▸ **Records to process**
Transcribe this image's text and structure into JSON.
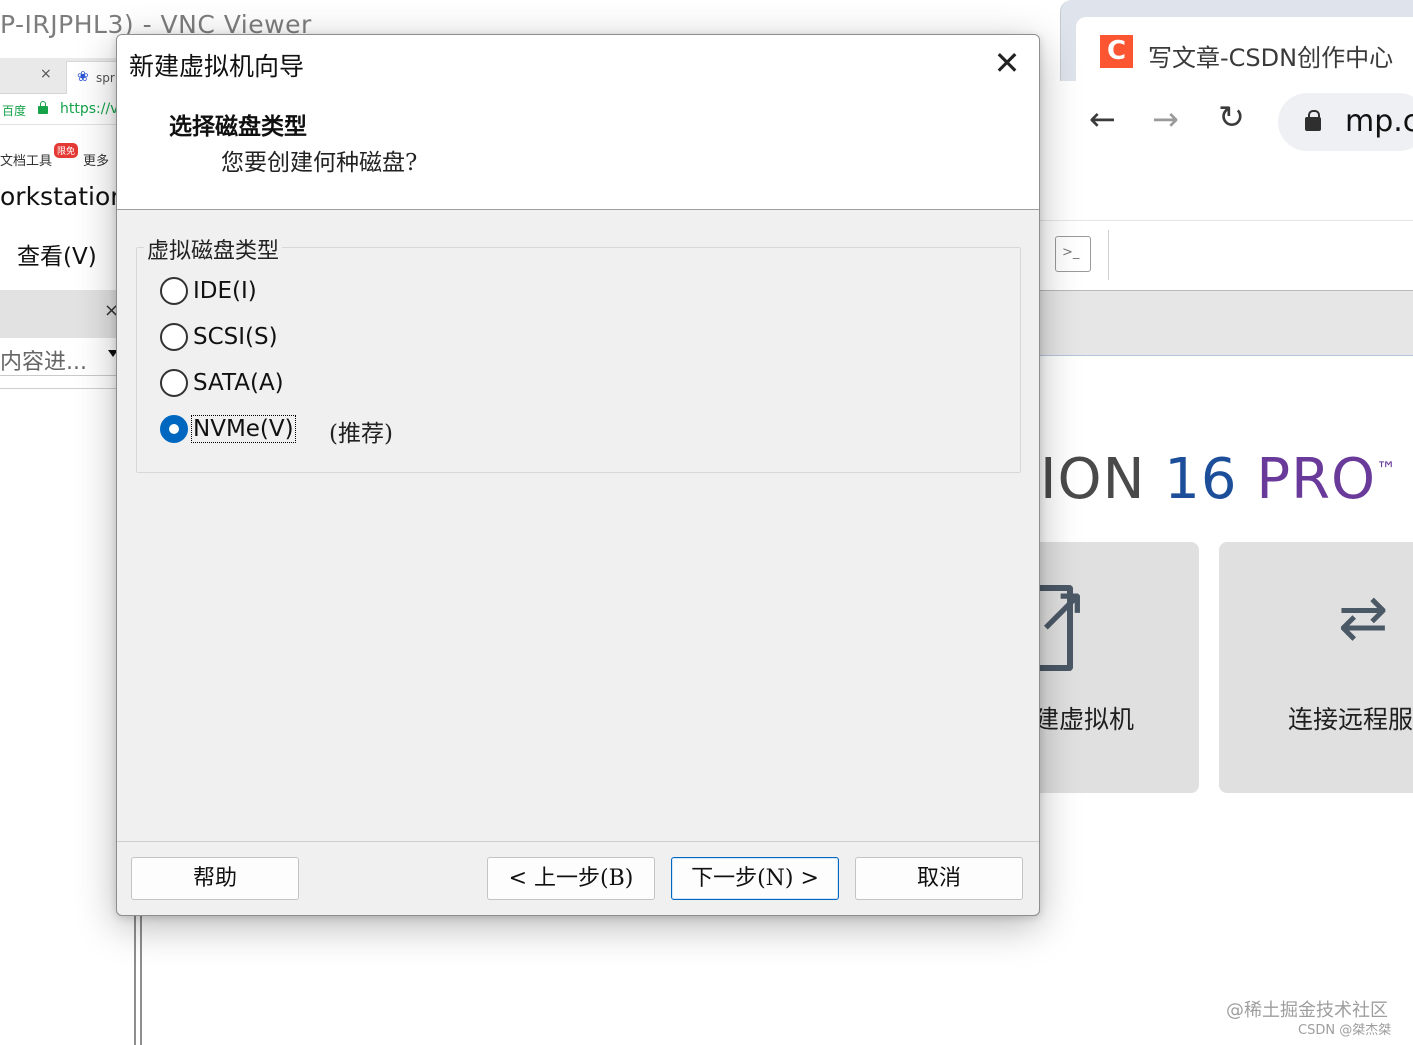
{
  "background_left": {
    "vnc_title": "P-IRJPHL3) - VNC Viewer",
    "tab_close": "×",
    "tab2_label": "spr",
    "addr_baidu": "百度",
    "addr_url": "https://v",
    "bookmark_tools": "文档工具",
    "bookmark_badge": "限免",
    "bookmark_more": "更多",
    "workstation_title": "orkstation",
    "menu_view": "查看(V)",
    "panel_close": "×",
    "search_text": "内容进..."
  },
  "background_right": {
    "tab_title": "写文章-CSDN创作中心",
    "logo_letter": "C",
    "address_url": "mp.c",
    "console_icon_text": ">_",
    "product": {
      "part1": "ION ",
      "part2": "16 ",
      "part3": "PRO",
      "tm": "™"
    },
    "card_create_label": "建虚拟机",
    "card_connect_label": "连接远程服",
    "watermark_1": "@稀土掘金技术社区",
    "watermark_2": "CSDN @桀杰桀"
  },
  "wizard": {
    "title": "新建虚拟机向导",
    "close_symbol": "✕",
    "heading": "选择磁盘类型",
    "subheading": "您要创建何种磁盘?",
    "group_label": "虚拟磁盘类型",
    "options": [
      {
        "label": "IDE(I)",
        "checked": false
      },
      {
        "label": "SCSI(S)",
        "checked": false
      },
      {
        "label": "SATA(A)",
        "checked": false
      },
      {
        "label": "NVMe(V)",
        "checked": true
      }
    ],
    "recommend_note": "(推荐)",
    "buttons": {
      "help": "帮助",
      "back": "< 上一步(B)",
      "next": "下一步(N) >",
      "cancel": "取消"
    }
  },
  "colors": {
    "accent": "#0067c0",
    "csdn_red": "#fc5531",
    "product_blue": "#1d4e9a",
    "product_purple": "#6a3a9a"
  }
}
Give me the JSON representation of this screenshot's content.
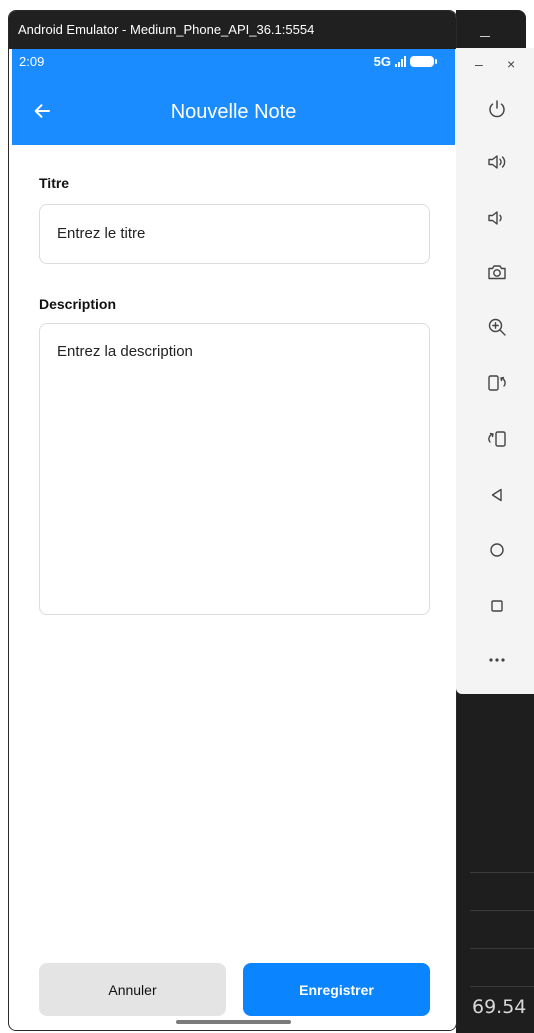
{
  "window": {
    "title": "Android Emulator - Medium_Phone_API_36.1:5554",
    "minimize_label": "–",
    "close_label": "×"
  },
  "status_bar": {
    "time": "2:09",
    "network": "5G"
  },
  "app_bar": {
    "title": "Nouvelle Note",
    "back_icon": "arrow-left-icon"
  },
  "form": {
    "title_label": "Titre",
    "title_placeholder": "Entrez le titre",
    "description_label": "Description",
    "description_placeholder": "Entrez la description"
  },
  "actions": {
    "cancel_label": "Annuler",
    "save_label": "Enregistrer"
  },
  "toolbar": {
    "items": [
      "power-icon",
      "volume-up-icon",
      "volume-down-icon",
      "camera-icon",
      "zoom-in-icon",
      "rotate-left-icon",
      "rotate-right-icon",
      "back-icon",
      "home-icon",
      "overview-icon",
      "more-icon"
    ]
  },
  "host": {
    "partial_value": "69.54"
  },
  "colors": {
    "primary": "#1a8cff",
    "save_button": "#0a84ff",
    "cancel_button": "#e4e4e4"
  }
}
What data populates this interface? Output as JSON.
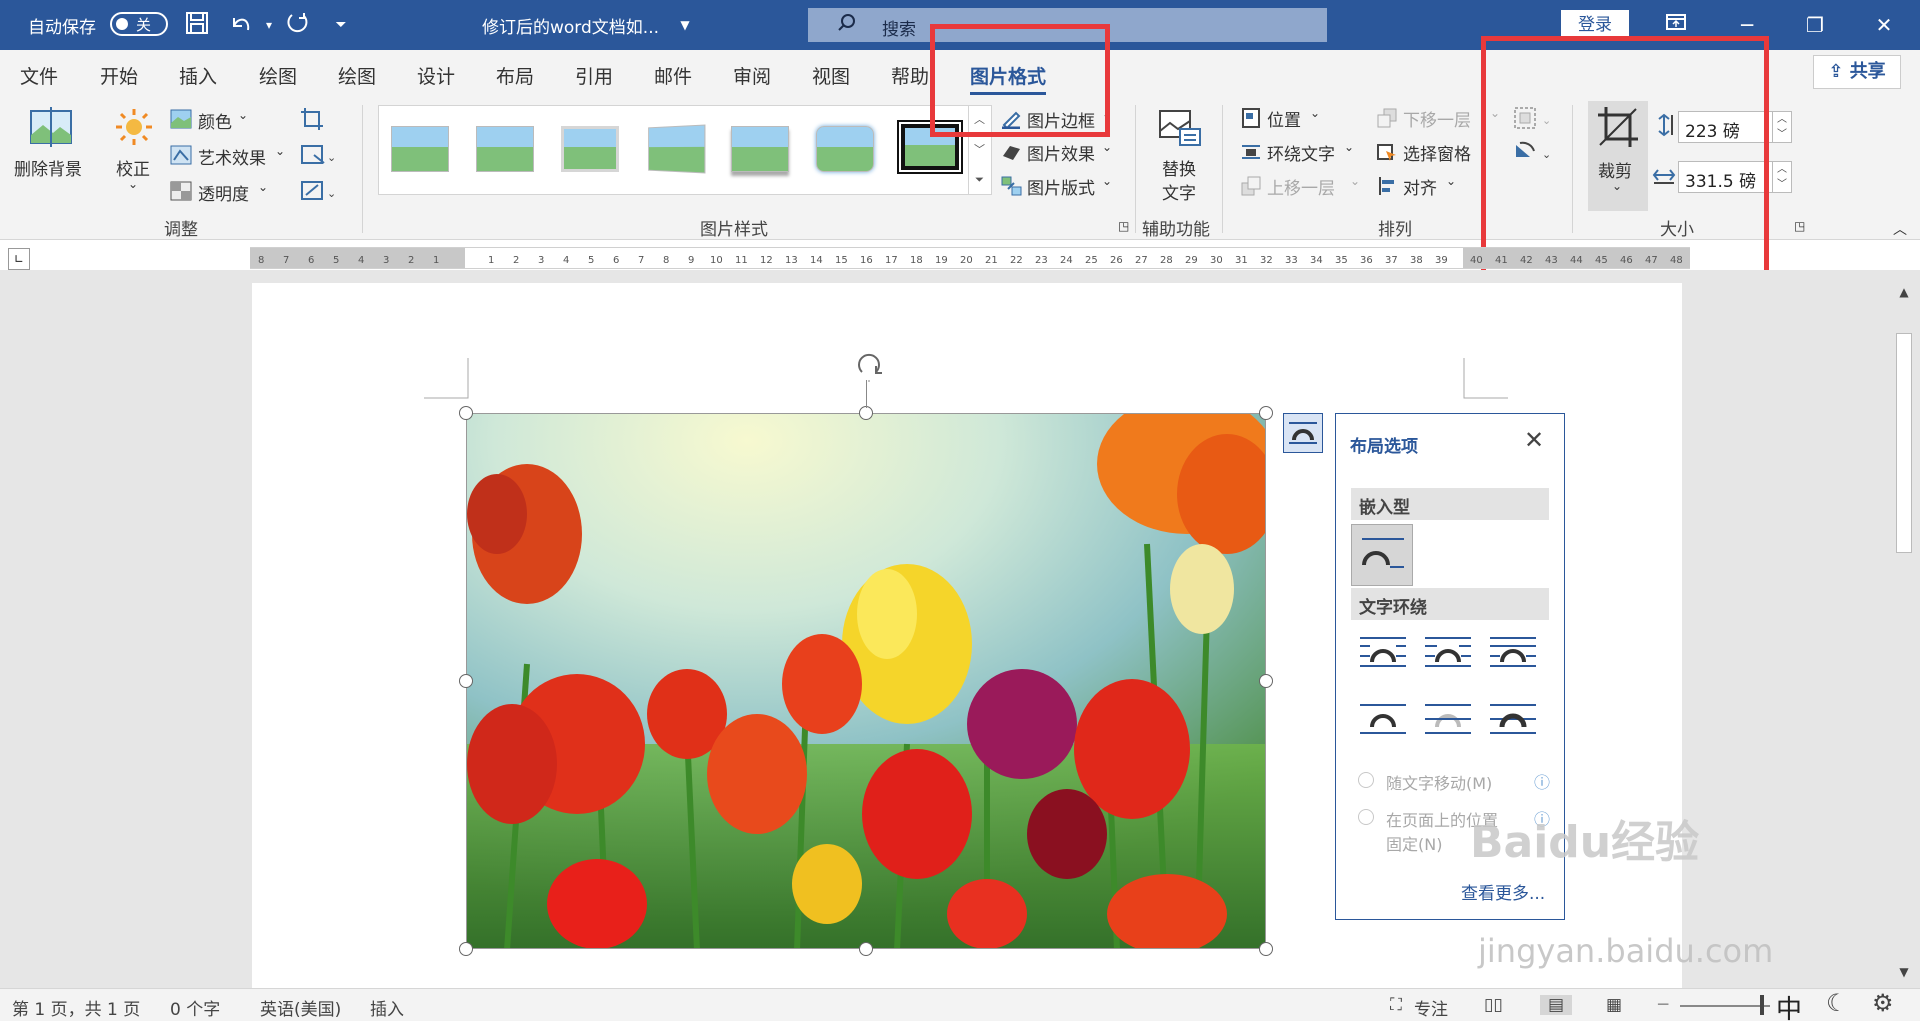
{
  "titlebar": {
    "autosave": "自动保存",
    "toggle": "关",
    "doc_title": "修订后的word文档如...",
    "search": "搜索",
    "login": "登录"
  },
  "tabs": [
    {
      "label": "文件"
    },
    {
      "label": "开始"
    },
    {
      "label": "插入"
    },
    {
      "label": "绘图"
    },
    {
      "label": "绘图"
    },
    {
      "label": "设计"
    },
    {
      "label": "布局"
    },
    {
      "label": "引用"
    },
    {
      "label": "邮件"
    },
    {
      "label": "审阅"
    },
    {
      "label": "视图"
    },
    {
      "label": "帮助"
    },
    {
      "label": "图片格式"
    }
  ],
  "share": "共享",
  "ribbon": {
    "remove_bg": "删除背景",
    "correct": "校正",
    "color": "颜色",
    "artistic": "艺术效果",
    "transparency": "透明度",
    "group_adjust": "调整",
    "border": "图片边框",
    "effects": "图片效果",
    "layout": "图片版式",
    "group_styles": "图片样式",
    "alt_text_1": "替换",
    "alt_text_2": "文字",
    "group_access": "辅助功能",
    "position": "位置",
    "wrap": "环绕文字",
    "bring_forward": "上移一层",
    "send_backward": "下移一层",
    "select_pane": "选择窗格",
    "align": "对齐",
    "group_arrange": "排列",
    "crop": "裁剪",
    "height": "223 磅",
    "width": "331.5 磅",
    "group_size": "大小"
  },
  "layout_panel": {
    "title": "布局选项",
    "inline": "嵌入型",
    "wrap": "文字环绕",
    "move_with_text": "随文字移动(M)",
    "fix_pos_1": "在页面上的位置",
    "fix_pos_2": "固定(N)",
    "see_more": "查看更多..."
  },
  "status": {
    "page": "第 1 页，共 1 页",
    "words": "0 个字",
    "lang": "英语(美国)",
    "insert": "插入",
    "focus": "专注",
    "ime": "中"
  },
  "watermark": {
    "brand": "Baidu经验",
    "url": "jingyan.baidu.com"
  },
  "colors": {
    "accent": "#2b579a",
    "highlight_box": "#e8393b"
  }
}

▸ **Task prompt**
Restate each entry word for word, leaving out any pictures.

▸ **The output**
Transcribe this image's text and structure into JSON.
{
  "background_left": {
    "vnc_title": "P-IRJPHL3) - VNC Viewer",
    "tab_close": "×",
    "tab2_label": "spr",
    "addr_baidu": "百度",
    "addr_url": "https://v",
    "bookmark_tools": "文档工具",
    "bookmark_badge": "限免",
    "bookmark_more": "更多",
    "workstation_title": "orkstation",
    "menu_view": "查看(V)",
    "panel_close": "×",
    "search_text": "内容进..."
  },
  "background_right": {
    "tab_title": "写文章-CSDN创作中心",
    "logo_letter": "C",
    "address_url": "mp.c",
    "console_icon_text": ">_",
    "product": {
      "part1": "ION ",
      "part2": "16 ",
      "part3": "PRO",
      "tm": "™"
    },
    "card_create_label": "建虚拟机",
    "card_connect_label": "连接远程服",
    "watermark_1": "@稀土掘金技术社区",
    "watermark_2": "CSDN @桀杰桀"
  },
  "wizard": {
    "title": "新建虚拟机向导",
    "close_symbol": "✕",
    "heading": "选择磁盘类型",
    "subheading": "您要创建何种磁盘?",
    "group_label": "虚拟磁盘类型",
    "options": [
      {
        "label": "IDE(I)",
        "checked": false
      },
      {
        "label": "SCSI(S)",
        "checked": false
      },
      {
        "label": "SATA(A)",
        "checked": false
      },
      {
        "label": "NVMe(V)",
        "checked": true
      }
    ],
    "recommend_note": "(推荐)",
    "buttons": {
      "help": "帮助",
      "back": "< 上一步(B)",
      "next": "下一步(N) >",
      "cancel": "取消"
    }
  },
  "colors": {
    "accent": "#0067c0",
    "csdn_red": "#fc5531",
    "product_blue": "#1d4e9a",
    "product_purple": "#6a3a9a"
  }
}
Give me the JSON representation of this screenshot's content.
{
  "window": {
    "title": "Android Emulator - Medium_Phone_API_36.1:5554",
    "minimize_label": "–",
    "close_label": "×"
  },
  "status_bar": {
    "time": "2:09",
    "network": "5G"
  },
  "app_bar": {
    "title": "Nouvelle Note",
    "back_icon": "arrow-left-icon"
  },
  "form": {
    "title_label": "Titre",
    "title_placeholder": "Entrez le titre",
    "description_label": "Description",
    "description_placeholder": "Entrez la description"
  },
  "actions": {
    "cancel_label": "Annuler",
    "save_label": "Enregistrer"
  },
  "toolbar": {
    "items": [
      "power-icon",
      "volume-up-icon",
      "volume-down-icon",
      "camera-icon",
      "zoom-in-icon",
      "rotate-left-icon",
      "rotate-right-icon",
      "back-icon",
      "home-icon",
      "overview-icon",
      "more-icon"
    ]
  },
  "host": {
    "partial_value": "69.54"
  },
  "colors": {
    "primary": "#1a8cff",
    "save_button": "#0a84ff",
    "cancel_button": "#e4e4e4"
  }
}
What data populates this interface? Output as JSON.
{
  "titlebar": {
    "autosave": "自动保存",
    "toggle": "关",
    "doc_title": "修订后的word文档如...",
    "search": "搜索",
    "login": "登录"
  },
  "tabs": [
    {
      "label": "文件"
    },
    {
      "label": "开始"
    },
    {
      "label": "插入"
    },
    {
      "label": "绘图"
    },
    {
      "label": "绘图"
    },
    {
      "label": "设计"
    },
    {
      "label": "布局"
    },
    {
      "label": "引用"
    },
    {
      "label": "邮件"
    },
    {
      "label": "审阅"
    },
    {
      "label": "视图"
    },
    {
      "label": "帮助"
    },
    {
      "label": "图片格式"
    }
  ],
  "share": "共享",
  "ribbon": {
    "remove_bg": "删除背景",
    "correct": "校正",
    "color": "颜色",
    "artistic": "艺术效果",
    "transparency": "透明度",
    "group_adjust": "调整",
    "border": "图片边框",
    "effects": "图片效果",
    "layout": "图片版式",
    "group_styles": "图片样式",
    "alt_text_1": "替换",
    "alt_text_2": "文字",
    "group_access": "辅助功能",
    "position": "位置",
    "wrap": "环绕文字",
    "bring_forward": "上移一层",
    "send_backward": "下移一层",
    "select_pane": "选择窗格",
    "align": "对齐",
    "group_arrange": "排列",
    "crop": "裁剪",
    "height": "223 磅",
    "width": "331.5 磅",
    "group_size": "大小"
  },
  "layout_panel": {
    "title": "布局选项",
    "inline": "嵌入型",
    "wrap": "文字环绕",
    "move_with_text": "随文字移动(M)",
    "fix_pos_1": "在页面上的位置",
    "fix_pos_2": "固定(N)",
    "see_more": "查看更多..."
  },
  "status": {
    "page": "第 1 页，共 1 页",
    "words": "0 个字",
    "lang": "英语(美国)",
    "insert": "插入",
    "focus": "专注",
    "ime": "中"
  },
  "watermark": {
    "brand": "Baidu经验",
    "url": "jingyan.baidu.com"
  },
  "colors": {
    "accent": "#2b579a",
    "highlight_box": "#e8393b"
  }
}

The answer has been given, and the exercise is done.